Gather all lines from the material that contain the word "this".

[BEGIN EXTRACTED MATERIAL]

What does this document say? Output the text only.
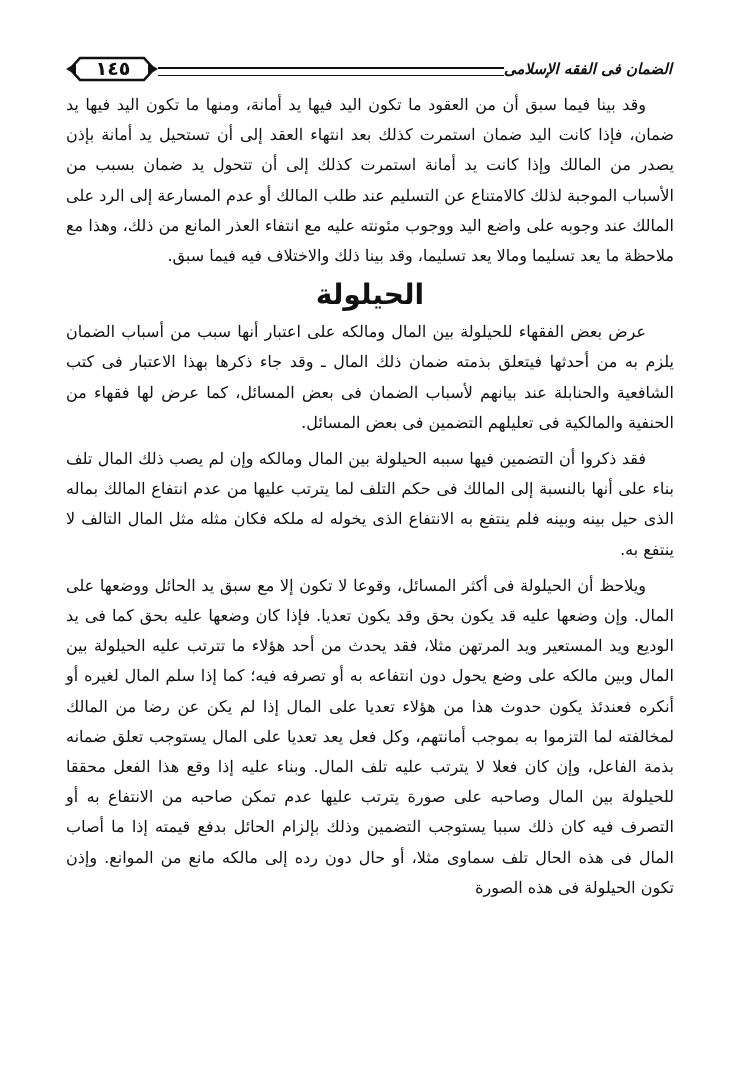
الضمان فى الفقه الإسلامى
١٤٥

وقد بينا فيما سبق أن من العقود ما تكون اليد فيها يد أمانة، ومنها ما تكون اليد فيها يد ضمان، فإذا كانت اليد ضمان استمرت كذلك بعد انتهاء العقد إلى أن تستحيل يد أمانة بإذن يصدر من المالك وإذا كانت يد أمانة استمرت كذلك إلى أن تتحول يد ضمان بسبب من الأسباب الموجبة لذلك كالامتناع عن التسليم عند طلب المالك أو عدم المسارعة إلى الرد على المالك عند وجوبه على واضع اليد ووجوب مئونته عليه مع انتفاء العذر المانع من ذلك، وهذا مع ملاحظة ما يعد تسليما ومالا يعد تسليما، وقد بينا ذلك والاختلاف فيه فيما سبق.

الحيلولة

عرض بعض الفقهاء للحيلولة بين المال ومالكه على اعتبار أنها سبب من أسباب الضمان يلزم به من أحدثها فيتعلق بذمته ضمان ذلك المال ـ وقد جاء ذكرها بهذا الاعتبار فى كتب الشافعية والحنابلة عند بيانهم لأسباب الضمان فى بعض المسائل، كما عرض لها فقهاء من الحنفية والمالكية فى تعليلهم التضمين فى بعض المسائل.

فقد ذكروا أن التضمين فيها سببه الحيلولة بين المال ومالكه وإن لم يصب ذلك المال تلف بناء على أنها بالنسبة إلى المالك فى حكم التلف لما يترتب عليها من عدم انتفاع المالك بماله الذى حيل بينه وبينه فلم ينتفع به الانتفاع الذى يخوله له ملكه فكان مثله مثل المال التالف لا ينتفع به.

ويلاحظ أن الحيلولة فى أكثر المسائل، وقوعا لا تكون إلا مع سبق يد الحائل ووضعها على المال. وإن وضعها عليه قد يكون بحق وقد يكون تعديا. فإذا كان وضعها عليه بحق كما فى يد الوديع ويد المستعير ويد المرتهن مثلا، فقد يحدث من أحد هؤلاء ما تترتب عليه الحيلولة بين المال وبين مالكه على وضع يحول دون انتفاعه به أو تصرفه فيه؛ كما إذا سلم المال لغيره أو أنكره فعندئذ يكون حدوث هذا من هؤلاء تعديا على المال إذا لم يكن عن رضا من المالك لمخالفته لما التزموا به بموجب أمانتهم، وكل فعل يعد تعديا على المال يستوجب تعلق ضمانه بذمة الفاعل، وإن كان فعلا لا يترتب عليه تلف المال. وبناء عليه إذا وقع هذا الفعل محققا للحيلولة بين المال وصاحبه على صورة يترتب عليها عدم تمكن صاحبه من الانتفاع به أو التصرف فيه كان ذلك سببا يستوجب التضمين وذلك بإلزام الحائل بدفع قيمته إذا ما أصاب المال فى هذه الحال تلف سماوى مثلا، أو حال دون رده إلى مالكه مانع من الموانع. وإذن تكون الحيلولة فى هذه الصورة
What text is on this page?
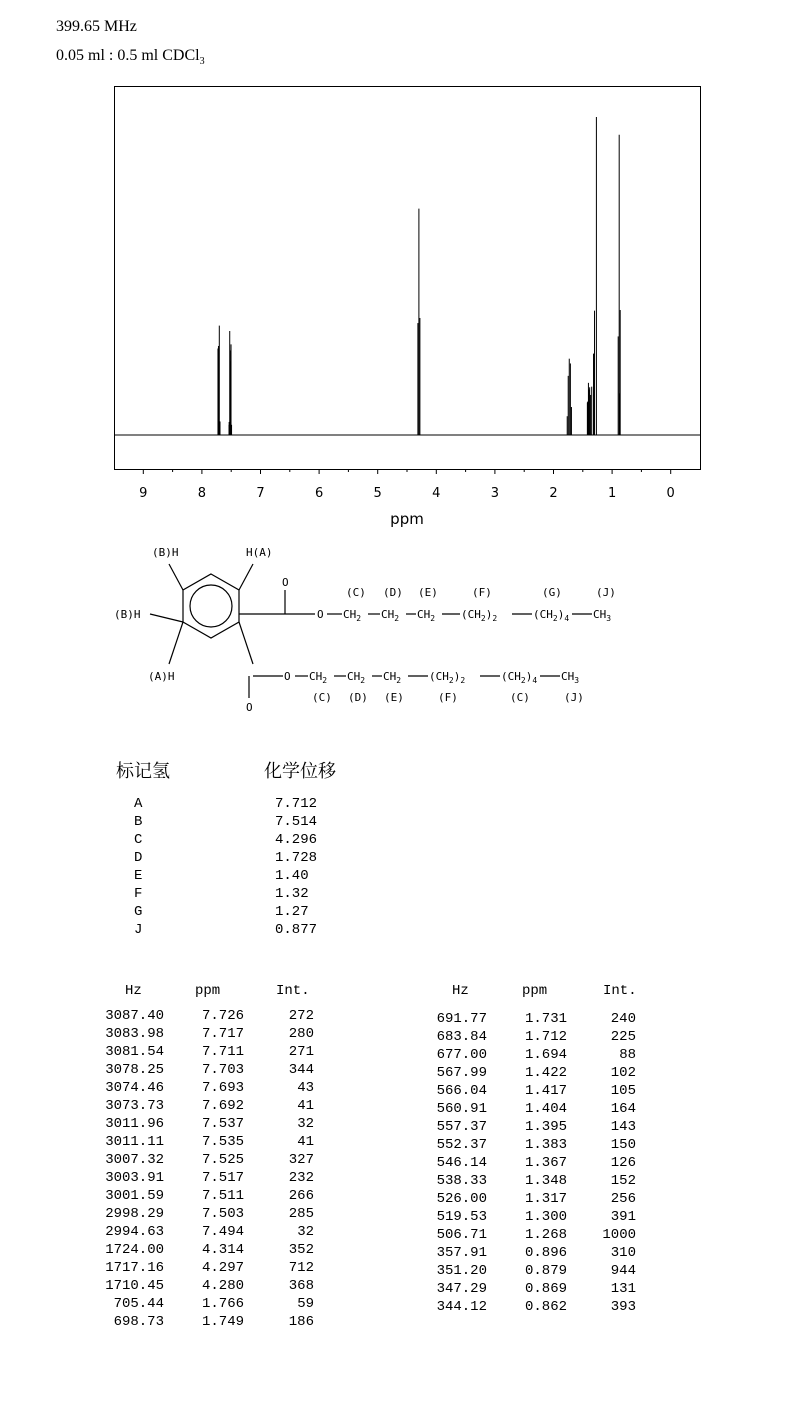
399.65 MHz
0.05 ml : 0.5 ml CDCl$_3$
9	8	7	6	5	4	3	2	1	0
ppm
(B)H	H(A)
(B)H
(A)H
O
O
O
O
(C) (D) (E)	(F)	(G)	(J)
$CH_2$ $CH_2$ $CH_2$ $(CH_2)_2$	$(CH_2)_4$ $CH_3$
$CH_2$ $CH_2$ $CH_2$	$(CH_2)_2$	$(CH_2)_4$ $CH_3$
(C) (D) (E)	(F)	(C)	(J)
标记氢	化学位移
A	7.712
B	7.514
C	4.296
D	1.728
E	1.40
F	1.32
G	1.27
J	0.877
Hz	ppm	Int.	Hz	ppm	Int.
3087.40	7.726	272
3083.98	7.717	280
3081.54	7.711	271
3078.25	7.703	344
3074.46	7.693	43
3073.73	7.692	41
3011.96	7.537	32
3011.11	7.535	41
3007.32	7.525	327
3003.91	7.517	232
3001.59	7.511	266
2998.29	7.503	285
2994.63	7.494	32
1724.00	4.314	352
1717.16	4.297	712
1710.45	4.280	368
705.44	1.766	59
698.73	1.749	186
691.77	1.731	240
683.84	1.712	225
677.00	1.694	88
567.99	1.422	102
566.04	1.417	105
560.91	1.404	164
557.37	1.395	143
552.37	1.383	150
546.14	1.367	126
538.33	1.348	152
526.00	1.317	256
519.53	1.300	391
506.71	1.268	1000
357.91	0.896	310
351.20	0.879	944
347.29	0.869	131
344.12	0.862	393
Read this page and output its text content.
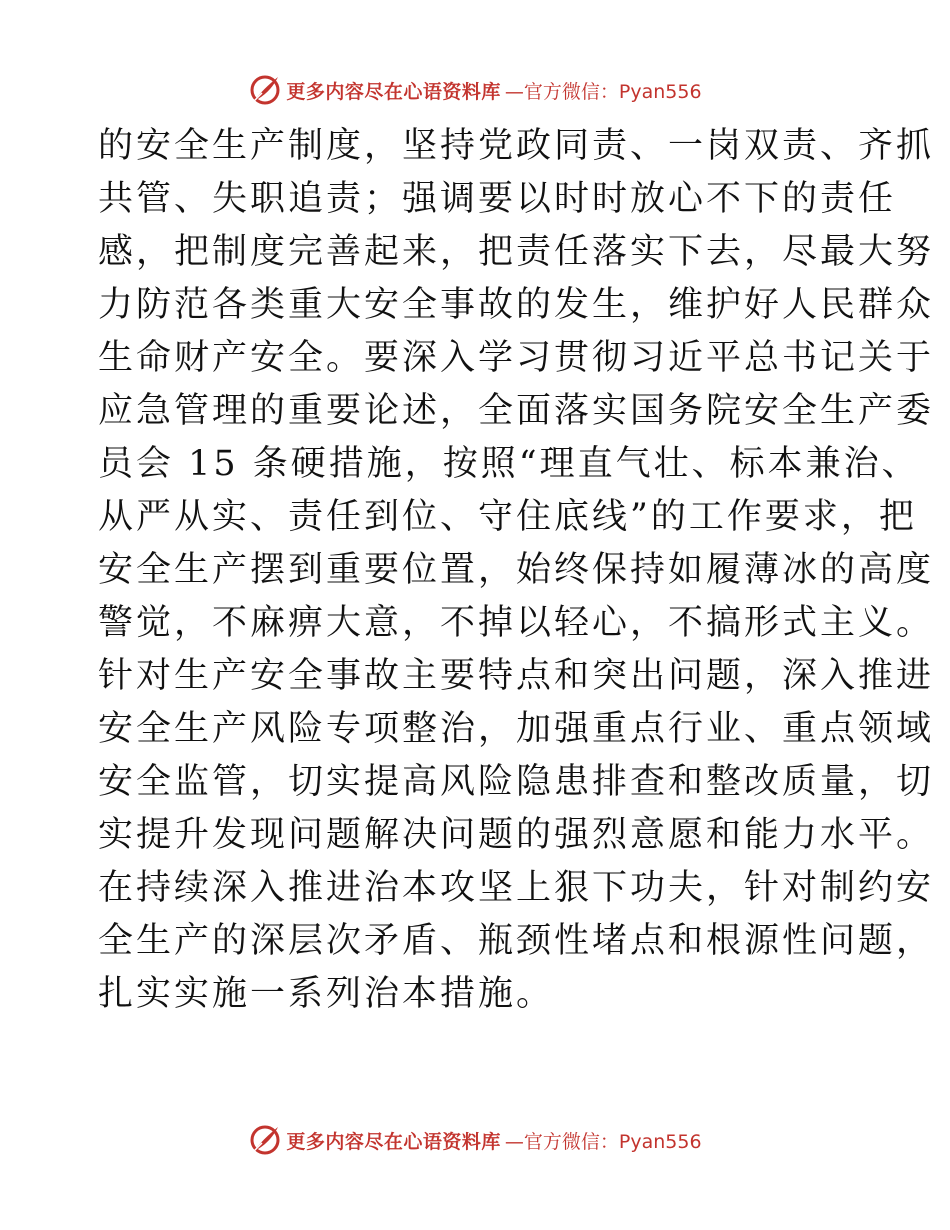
更多内容尽在心语资料库 —官方微信：Pyan556
的安全生产制度，坚持党政同责、一岗双责、齐抓
共管、失职追责；强调要以时时放心不下的责任
感，把制度完善起来，把责任落实下去，尽最大努
力防范各类重大安全事故的发生，维护好人民群众
生命财产安全。要深入学习贯彻习近平总书记关于
应急管理的重要论述，全面落实国务院安全生产委
员会 15 条硬措施，按照“理直气壮、标本兼治、
从严从实、责任到位、守住底线”的工作要求，把
安全生产摆到重要位置，始终保持如履薄冰的高度
警觉，不麻痹大意，不掉以轻心，不搞形式主义。
针对生产安全事故主要特点和突出问题，深入推进
安全生产风险专项整治，加强重点行业、重点领域
安全监管，切实提高风险隐患排查和整改质量，切
实提升发现问题解决问题的强烈意愿和能力水平。
在持续深入推进治本攻坚上狠下功夫，针对制约安
全生产的深层次矛盾、瓶颈性堵点和根源性问题，
扎实实施一系列治本措施。
更多内容尽在心语资料库 —官方微信：Pyan556
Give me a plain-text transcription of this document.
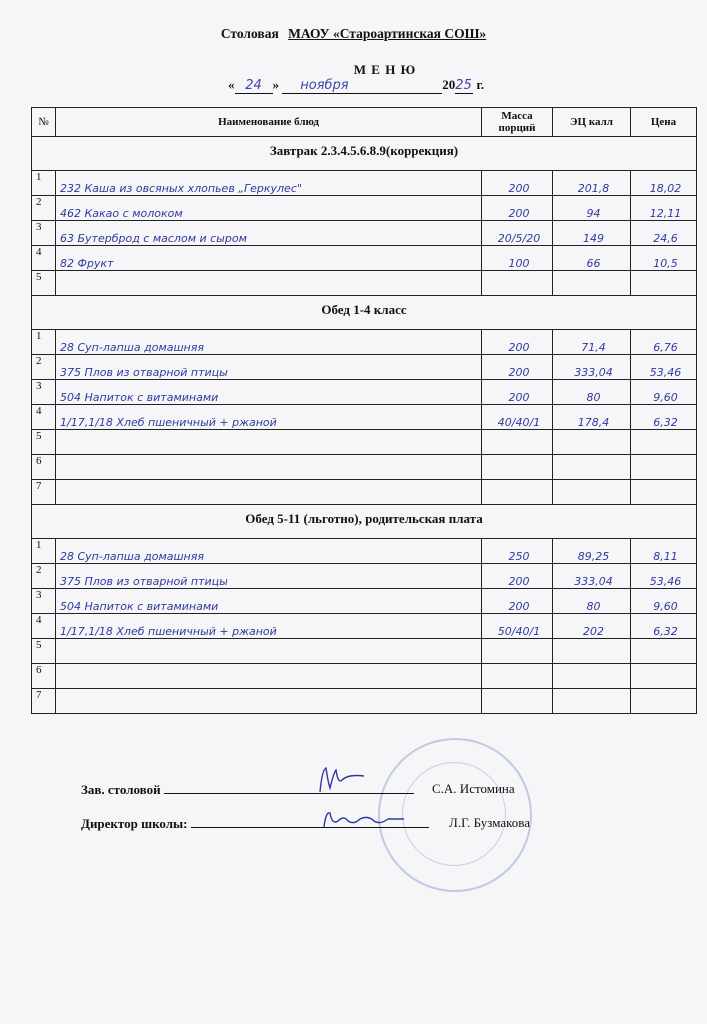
Столовая МАОУ «Староартинская СОШ»
М Е Н Ю
« 24 » ноября	2025 г.
№	Наименование блюд	Масса порций	ЭЦ калл	Цена
Завтрак 2.3.4.5.6.8.9(коррекция)				
1	232 Каша из овсяных хлопьев „Геркулес"	200	201,8	18,02
2	462 Какао с молоком	200	94	12,11
3	63 Бутерброд с маслом и сыром	20/5/20	149	24,6
4	82 Фрукт	100	66	10,5
5				
Обед 1-4 класс				
1	28 Суп-лапша домашняя	200	71,4	6,76
2	375 Плов из отварной птицы	200	333,04	53,46
3	504 Напиток с витаминами	200	80	9,60
4	1/17,1/18 Хлеб пшеничный + ржаной	40/40/1	178,4	6,32
5				
6				
7				
Обед 5-11 (льготно), родительская плата				
1	28 Суп-лапша домашняя	250	89,25	8,11
2	375 Плов из отварной птицы	200	333,04	53,46
3	504 Напиток с витаминами	200	80	9,60
4	1/17,1/18 Хлеб пшеничный + ржаной	50/40/1	202	6,32
5				
6				
7				
Зав. столовой	С.А. Истомина
Директор школы:	Л.Г. Бузмакова
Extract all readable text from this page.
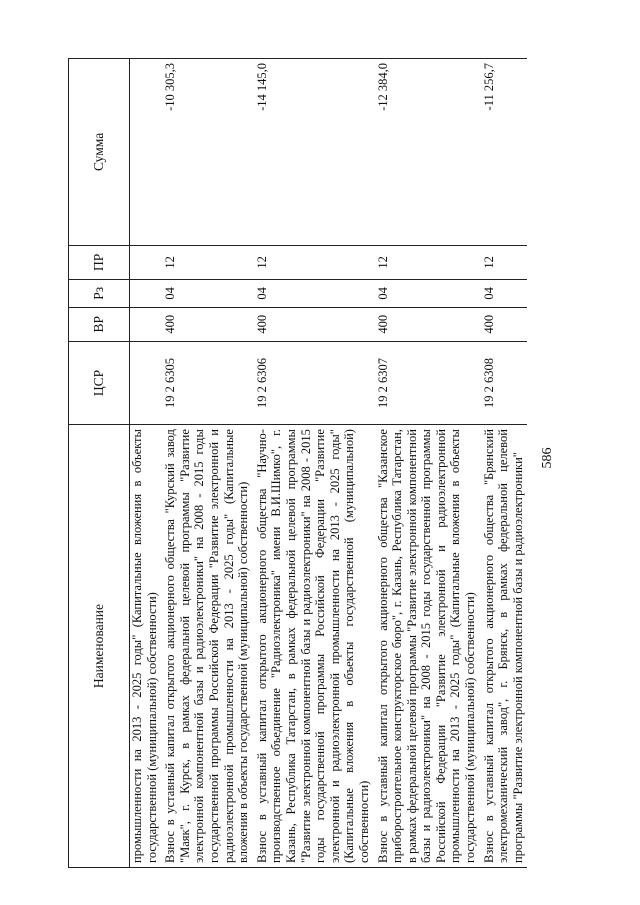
586
Наименование	ЦСР	ВР	Рз	ПР	Сумма
промышленности на 2013 - 2025 годы" (Капитальные вложения в объекты государственной (муниципальной) собственности)					
Взнос в уставный капитал открытого акционерного общества "Курский завод "Маяк", г. Курск, в рамках федеральной целевой программы "Развитие электронной компонентной базы и радиоэлектроники" на 2008 - 2015 годы государственной программы Российской Федерации "Развитие электронной и радиоэлектронной промышленности на 2013 - 2025 годы" (Капитальные вложения в объекты государственной (муниципальной) собственности)	19 2 6305	400	04	12	-10 305,3
Взнос в уставный капитал открытого акционерного общества "Научно-производственное объединение "Радиоэлектроника" имени В.И.Шимко", г. Казань, Республика Татарстан, в рамках федеральной целевой программы "Развитие электронной компонентной базы и радиоэлектроники" на 2008 - 2015 годы государственной программы Российской Федерации "Развитие электронной и радиоэлектронной промышленности на 2013 - 2025 годы" (Капитальные вложения в объекты государственной (муниципальной) собственности)	19 2 6306	400	04	12	-14 145,0
Взнос в уставный капитал открытого акционерного общества "Казанское приборостроительное конструкторское бюро", г. Казань, Республика Татарстан, в рамках федеральной целевой программы "Развитие электронной компонентной базы и радиоэлектроники" на 2008 - 2015 годы государственной программы Российской Федерации "Развитие электронной и радиоэлектронной промышленности на 2013 - 2025 годы" (Капитальные вложения в объекты государственной (муниципальной) собственности)	19 2 6307	400	04	12	-12 384,0
Взнос в уставный капитал открытого акционерного общества "Брянский электромеханический завод", г. Брянск, в рамках федеральной целевой программы "Развитие электронной компонентной базы и радиоэлектроники"	19 2 6308	400	04	12	-11 256,7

[END EXTRACTED MATERIAL]

* FINISHED TASK:
What does this document say? Output the text only.
What text is on this page?
Read this page and output its text content.
Give me a plain-text transcription of this document.
Extract all readable text from this page.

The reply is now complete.